───── Input material ─────

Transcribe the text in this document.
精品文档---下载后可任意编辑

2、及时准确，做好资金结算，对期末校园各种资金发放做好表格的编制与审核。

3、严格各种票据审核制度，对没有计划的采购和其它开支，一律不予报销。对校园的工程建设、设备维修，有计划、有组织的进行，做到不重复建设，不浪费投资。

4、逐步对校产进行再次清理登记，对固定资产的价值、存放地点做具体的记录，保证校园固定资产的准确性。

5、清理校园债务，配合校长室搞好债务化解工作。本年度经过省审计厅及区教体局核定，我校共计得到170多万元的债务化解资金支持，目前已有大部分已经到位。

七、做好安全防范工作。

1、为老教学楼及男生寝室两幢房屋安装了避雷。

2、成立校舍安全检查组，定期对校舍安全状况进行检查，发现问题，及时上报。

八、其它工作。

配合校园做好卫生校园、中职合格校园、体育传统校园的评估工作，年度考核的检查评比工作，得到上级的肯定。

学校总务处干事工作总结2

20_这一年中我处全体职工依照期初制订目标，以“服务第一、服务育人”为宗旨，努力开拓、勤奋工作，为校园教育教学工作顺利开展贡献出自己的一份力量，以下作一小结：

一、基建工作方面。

─────
───── Input material ─────

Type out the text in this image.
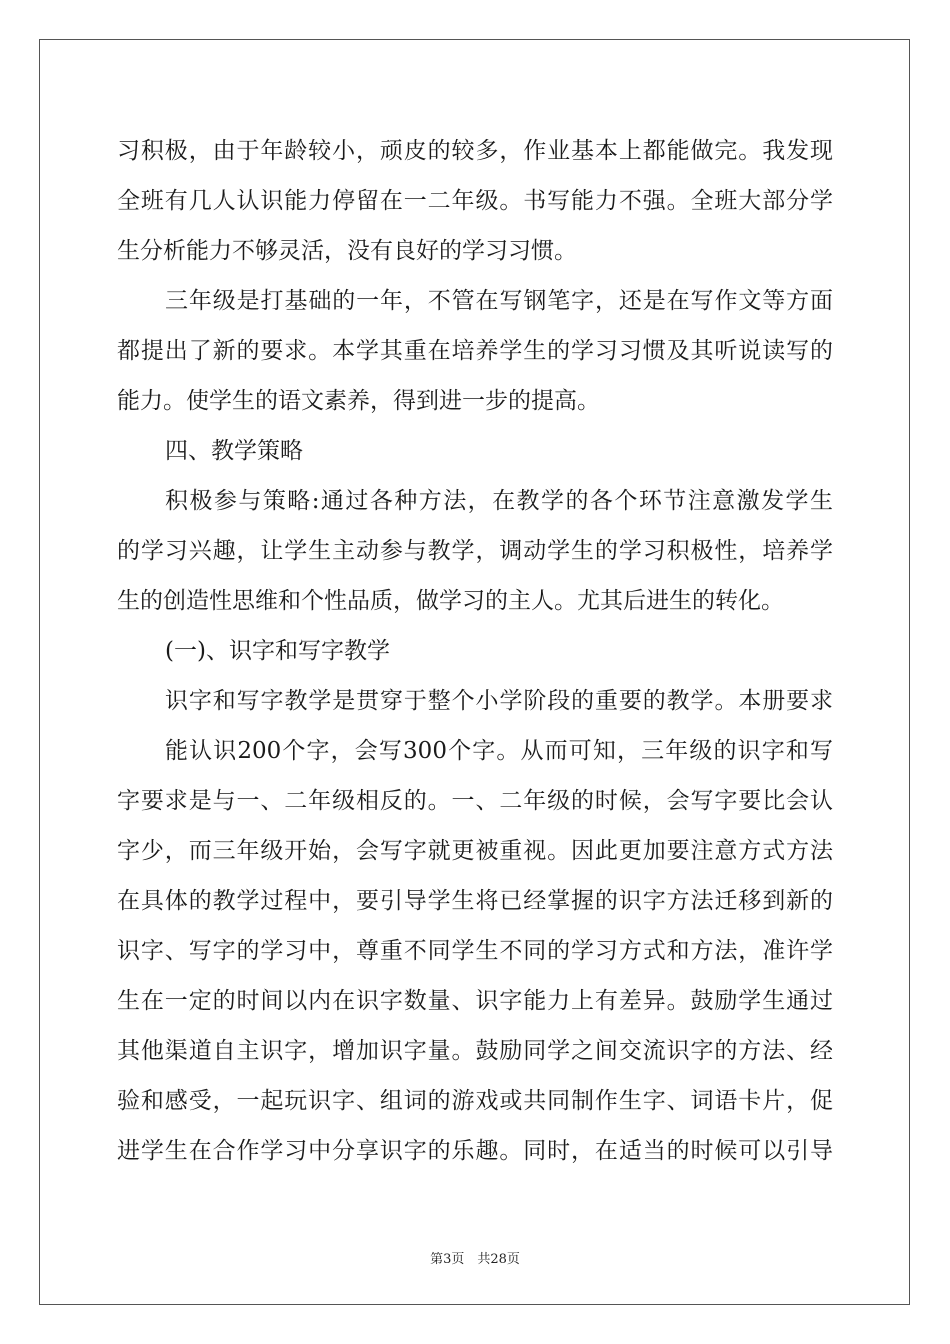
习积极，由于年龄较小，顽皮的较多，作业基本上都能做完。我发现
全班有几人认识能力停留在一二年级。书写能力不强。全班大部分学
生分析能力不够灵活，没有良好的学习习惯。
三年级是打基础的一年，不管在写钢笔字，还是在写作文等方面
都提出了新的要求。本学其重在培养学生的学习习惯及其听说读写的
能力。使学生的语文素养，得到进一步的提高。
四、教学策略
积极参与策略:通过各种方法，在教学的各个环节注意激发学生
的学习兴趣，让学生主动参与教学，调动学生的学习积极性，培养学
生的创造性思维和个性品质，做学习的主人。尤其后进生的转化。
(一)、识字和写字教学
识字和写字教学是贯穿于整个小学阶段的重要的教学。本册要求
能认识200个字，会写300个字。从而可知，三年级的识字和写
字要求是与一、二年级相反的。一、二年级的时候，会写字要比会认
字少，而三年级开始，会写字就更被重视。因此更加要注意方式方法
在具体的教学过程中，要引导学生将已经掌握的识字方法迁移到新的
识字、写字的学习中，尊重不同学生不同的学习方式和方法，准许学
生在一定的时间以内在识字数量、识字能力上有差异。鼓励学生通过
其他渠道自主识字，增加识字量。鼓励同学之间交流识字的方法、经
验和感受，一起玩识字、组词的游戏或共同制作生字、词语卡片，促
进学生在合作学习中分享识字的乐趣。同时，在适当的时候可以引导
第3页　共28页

─────
───── Input material ─────

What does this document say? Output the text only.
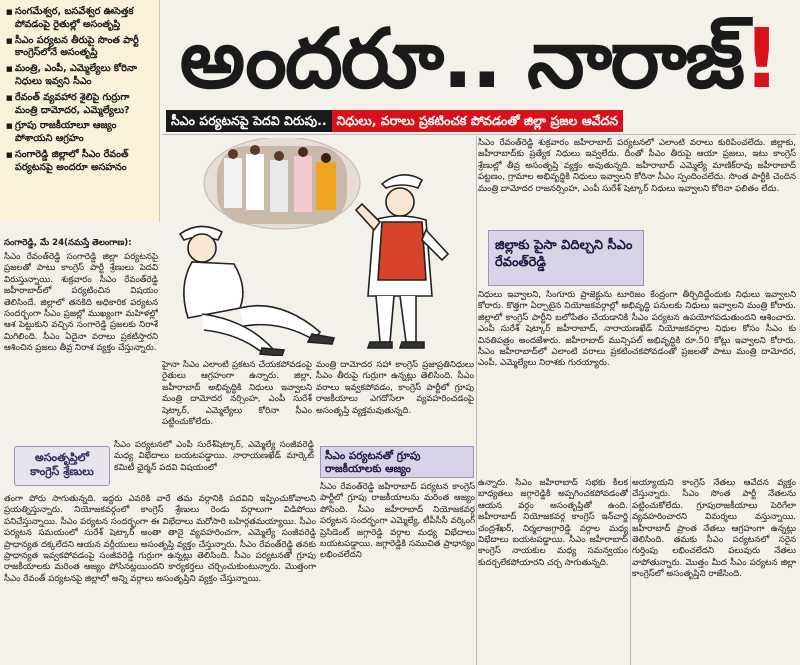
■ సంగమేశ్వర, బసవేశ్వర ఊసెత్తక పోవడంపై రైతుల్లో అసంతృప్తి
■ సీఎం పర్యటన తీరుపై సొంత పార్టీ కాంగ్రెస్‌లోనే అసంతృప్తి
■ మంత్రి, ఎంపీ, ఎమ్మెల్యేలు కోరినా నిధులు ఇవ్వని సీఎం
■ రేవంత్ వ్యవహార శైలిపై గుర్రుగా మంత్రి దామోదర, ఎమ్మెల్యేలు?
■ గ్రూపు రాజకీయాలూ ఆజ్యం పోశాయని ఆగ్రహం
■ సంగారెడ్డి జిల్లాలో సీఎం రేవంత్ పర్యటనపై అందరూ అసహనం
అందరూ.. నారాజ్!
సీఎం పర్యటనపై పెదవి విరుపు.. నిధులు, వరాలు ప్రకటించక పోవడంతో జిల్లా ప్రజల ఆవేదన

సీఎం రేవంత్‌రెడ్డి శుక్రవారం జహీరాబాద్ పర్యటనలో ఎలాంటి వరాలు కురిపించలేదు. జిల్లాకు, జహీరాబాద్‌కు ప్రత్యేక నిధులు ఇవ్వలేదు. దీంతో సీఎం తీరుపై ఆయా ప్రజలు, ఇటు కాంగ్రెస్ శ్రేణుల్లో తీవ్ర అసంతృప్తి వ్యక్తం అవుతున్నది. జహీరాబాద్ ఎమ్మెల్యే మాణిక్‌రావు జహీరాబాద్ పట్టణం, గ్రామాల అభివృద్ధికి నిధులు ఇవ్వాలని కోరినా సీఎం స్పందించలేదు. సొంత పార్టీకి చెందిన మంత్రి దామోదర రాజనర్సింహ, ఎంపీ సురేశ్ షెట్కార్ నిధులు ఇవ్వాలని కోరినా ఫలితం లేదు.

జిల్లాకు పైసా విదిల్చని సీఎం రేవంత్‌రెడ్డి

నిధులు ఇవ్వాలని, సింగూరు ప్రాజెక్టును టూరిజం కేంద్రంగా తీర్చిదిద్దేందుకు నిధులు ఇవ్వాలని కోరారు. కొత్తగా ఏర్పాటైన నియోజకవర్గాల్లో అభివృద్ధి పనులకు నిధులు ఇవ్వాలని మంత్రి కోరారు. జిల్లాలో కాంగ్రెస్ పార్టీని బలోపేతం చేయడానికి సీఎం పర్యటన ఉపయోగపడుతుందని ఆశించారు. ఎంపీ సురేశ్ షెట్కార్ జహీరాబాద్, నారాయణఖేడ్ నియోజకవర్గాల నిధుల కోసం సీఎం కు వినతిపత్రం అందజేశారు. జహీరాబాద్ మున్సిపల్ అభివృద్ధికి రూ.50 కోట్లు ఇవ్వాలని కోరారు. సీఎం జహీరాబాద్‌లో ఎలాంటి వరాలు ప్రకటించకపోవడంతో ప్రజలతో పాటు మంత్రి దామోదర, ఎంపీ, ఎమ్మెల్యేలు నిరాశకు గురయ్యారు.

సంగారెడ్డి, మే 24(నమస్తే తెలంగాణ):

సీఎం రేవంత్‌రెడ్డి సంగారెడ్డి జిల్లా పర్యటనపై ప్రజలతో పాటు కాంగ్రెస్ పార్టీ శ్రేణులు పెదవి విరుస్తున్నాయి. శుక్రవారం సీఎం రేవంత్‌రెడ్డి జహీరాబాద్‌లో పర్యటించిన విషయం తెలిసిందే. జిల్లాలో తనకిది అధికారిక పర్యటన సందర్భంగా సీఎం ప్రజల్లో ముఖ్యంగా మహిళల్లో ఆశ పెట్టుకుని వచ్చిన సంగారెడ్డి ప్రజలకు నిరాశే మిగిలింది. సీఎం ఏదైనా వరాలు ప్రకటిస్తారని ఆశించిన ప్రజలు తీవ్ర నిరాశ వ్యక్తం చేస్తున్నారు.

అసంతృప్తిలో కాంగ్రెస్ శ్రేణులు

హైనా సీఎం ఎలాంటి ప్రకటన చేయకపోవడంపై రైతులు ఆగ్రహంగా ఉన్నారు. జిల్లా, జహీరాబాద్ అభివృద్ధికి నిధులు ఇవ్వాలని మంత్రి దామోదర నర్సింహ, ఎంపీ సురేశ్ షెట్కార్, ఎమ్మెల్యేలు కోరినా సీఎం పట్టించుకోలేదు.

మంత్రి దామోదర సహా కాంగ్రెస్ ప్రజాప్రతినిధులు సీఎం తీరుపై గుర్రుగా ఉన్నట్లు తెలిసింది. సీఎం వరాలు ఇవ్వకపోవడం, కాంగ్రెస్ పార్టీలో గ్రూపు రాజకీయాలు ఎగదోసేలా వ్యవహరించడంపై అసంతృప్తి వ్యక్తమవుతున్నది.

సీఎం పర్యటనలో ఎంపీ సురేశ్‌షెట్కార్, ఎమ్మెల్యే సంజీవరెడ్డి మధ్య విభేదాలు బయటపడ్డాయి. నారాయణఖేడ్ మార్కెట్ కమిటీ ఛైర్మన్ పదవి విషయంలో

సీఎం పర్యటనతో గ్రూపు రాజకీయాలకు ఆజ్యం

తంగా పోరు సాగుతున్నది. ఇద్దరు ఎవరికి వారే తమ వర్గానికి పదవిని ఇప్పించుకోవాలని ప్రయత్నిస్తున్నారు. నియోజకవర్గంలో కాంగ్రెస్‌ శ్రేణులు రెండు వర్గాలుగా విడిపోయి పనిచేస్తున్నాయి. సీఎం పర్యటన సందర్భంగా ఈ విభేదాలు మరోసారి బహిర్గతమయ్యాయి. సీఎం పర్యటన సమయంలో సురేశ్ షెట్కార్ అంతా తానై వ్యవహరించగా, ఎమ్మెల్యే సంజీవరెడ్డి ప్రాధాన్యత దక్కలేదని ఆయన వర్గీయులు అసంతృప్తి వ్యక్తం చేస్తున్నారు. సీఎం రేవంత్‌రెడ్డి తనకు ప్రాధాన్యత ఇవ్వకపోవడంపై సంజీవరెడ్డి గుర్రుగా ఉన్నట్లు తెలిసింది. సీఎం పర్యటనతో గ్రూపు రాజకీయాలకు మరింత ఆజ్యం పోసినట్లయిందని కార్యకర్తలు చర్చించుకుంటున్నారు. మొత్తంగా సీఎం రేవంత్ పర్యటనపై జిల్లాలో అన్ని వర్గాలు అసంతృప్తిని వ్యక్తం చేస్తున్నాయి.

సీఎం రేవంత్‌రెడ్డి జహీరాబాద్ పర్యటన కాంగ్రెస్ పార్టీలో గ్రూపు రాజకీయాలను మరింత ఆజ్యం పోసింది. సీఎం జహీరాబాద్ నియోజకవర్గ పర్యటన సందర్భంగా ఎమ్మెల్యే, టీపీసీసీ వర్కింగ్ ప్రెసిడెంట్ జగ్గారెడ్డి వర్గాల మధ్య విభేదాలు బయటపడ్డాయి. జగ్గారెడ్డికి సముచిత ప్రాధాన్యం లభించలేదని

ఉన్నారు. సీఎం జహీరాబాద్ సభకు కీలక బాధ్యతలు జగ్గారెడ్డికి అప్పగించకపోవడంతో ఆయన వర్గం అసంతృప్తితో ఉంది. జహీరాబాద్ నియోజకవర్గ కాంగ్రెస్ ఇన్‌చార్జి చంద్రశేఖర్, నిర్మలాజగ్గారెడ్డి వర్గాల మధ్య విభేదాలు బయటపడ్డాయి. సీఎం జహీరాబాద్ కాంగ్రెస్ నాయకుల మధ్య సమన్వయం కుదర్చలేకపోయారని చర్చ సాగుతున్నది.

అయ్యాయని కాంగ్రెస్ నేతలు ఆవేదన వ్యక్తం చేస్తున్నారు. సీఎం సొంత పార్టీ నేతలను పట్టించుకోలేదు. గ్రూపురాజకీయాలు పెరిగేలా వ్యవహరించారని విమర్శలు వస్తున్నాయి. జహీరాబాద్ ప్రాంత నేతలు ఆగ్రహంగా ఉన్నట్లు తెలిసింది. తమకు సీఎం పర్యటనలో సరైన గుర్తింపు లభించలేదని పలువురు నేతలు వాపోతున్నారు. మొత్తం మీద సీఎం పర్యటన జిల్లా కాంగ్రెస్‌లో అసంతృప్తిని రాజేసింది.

─────

** Set exercise **
How many lines of the listing above include the word "document"? Reply with the number alone.

** Final answer **
2